**TASK GOAL:**
Read the records below and copy each line that contains "amplitude".

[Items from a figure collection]
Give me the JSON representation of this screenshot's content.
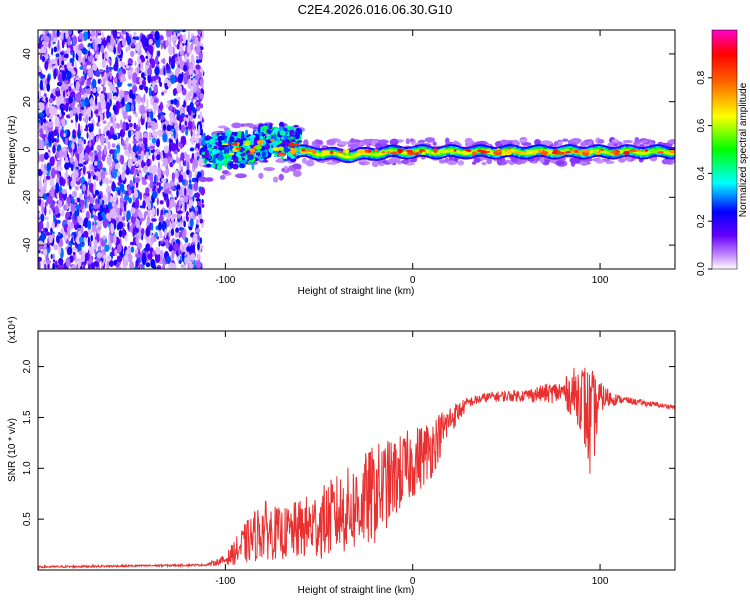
{
  "title": "C2E4.2026.016.06.30.G10",
  "colors": {
    "axis": "#000000",
    "snr_line": "#e83030",
    "background": "#ffffff"
  },
  "chart_data": [
    {
      "type": "heatmap",
      "name": "spectrogram",
      "xlabel": "Height of straight line (km)",
      "ylabel": "Frequency (Hz)",
      "xlim": [
        -200,
        140
      ],
      "ylim": [
        -50,
        50
      ],
      "x_ticks": [
        -100,
        0,
        100
      ],
      "x_tick_labels": [
        "-100",
        "0",
        "100"
      ],
      "y_ticks": [
        -40,
        -20,
        0,
        20,
        40
      ],
      "y_tick_labels": [
        "-40",
        "-20",
        "0",
        "20",
        "40"
      ],
      "colorbar": {
        "label": "Normalized spectral amplitude",
        "range": [
          0,
          1
        ],
        "ticks": [
          0.0,
          0.2,
          0.4,
          0.6,
          0.8
        ],
        "tick_labels": [
          "0.0",
          "0.2",
          "0.4",
          "0.6",
          "0.8"
        ],
        "colormap": [
          "#ffffff",
          "#cc99ff",
          "#6600ff",
          "#0000ff",
          "#00ffff",
          "#00ff00",
          "#ffff00",
          "#ff6600",
          "#ff0000",
          "#ff00cc"
        ]
      },
      "features": [
        {
          "region": "noise",
          "x_range": [
            -200,
            -112
          ],
          "freq_range": [
            -50,
            50
          ],
          "amplitude": "0.0-0.25"
        },
        {
          "region": "onset",
          "x_range": [
            -112,
            -60
          ],
          "freq_center": 0,
          "freq_spread": 8,
          "amplitude": "0.2-0.5"
        },
        {
          "region": "signal",
          "x_range": [
            -60,
            140
          ],
          "freq_center": -1,
          "freq_spread": 2,
          "amplitude": "0.4-0.9"
        }
      ]
    },
    {
      "type": "line",
      "name": "snr",
      "xlabel": "Height of straight line (km)",
      "ylabel": "SNR (10 * v/v)",
      "y_scale_label": "(x10⁴)",
      "xlim": [
        -200,
        140
      ],
      "ylim": [
        0,
        2.35
      ],
      "x_ticks": [
        -100,
        0,
        100
      ],
      "x_tick_labels": [
        "-100",
        "0",
        "100"
      ],
      "y_ticks": [
        0.5,
        1.0,
        1.5,
        2.0
      ],
      "y_tick_labels": [
        "0.5",
        "1.0",
        "1.5",
        "2.0"
      ],
      "series": [
        {
          "name": "SNR",
          "envelope_x": [
            -200,
            -150,
            -110,
            -100,
            -90,
            -80,
            -70,
            -60,
            -50,
            -40,
            -30,
            -20,
            -10,
            0,
            10,
            20,
            30,
            40,
            60,
            80,
            90,
            95,
            100,
            110,
            120,
            140
          ],
          "envelope_mean": [
            0.03,
            0.04,
            0.05,
            0.1,
            0.25,
            0.4,
            0.35,
            0.4,
            0.45,
            0.55,
            0.62,
            0.75,
            0.9,
            1.05,
            1.2,
            1.48,
            1.65,
            1.7,
            1.72,
            1.75,
            1.72,
            1.4,
            1.7,
            1.68,
            1.65,
            1.6
          ],
          "envelope_noise": [
            0.01,
            0.01,
            0.01,
            0.05,
            0.2,
            0.3,
            0.25,
            0.3,
            0.35,
            0.4,
            0.45,
            0.5,
            0.4,
            0.35,
            0.3,
            0.15,
            0.05,
            0.05,
            0.06,
            0.12,
            0.35,
            0.6,
            0.15,
            0.04,
            0.03,
            0.02
          ]
        }
      ]
    }
  ]
}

**IN RESPONSE:**
        "label": "Normalized spectral amplitude",
          "amplitude": "0.0-0.25"
          "amplitude": "0.2-0.5"
          "amplitude": "0.4-0.9"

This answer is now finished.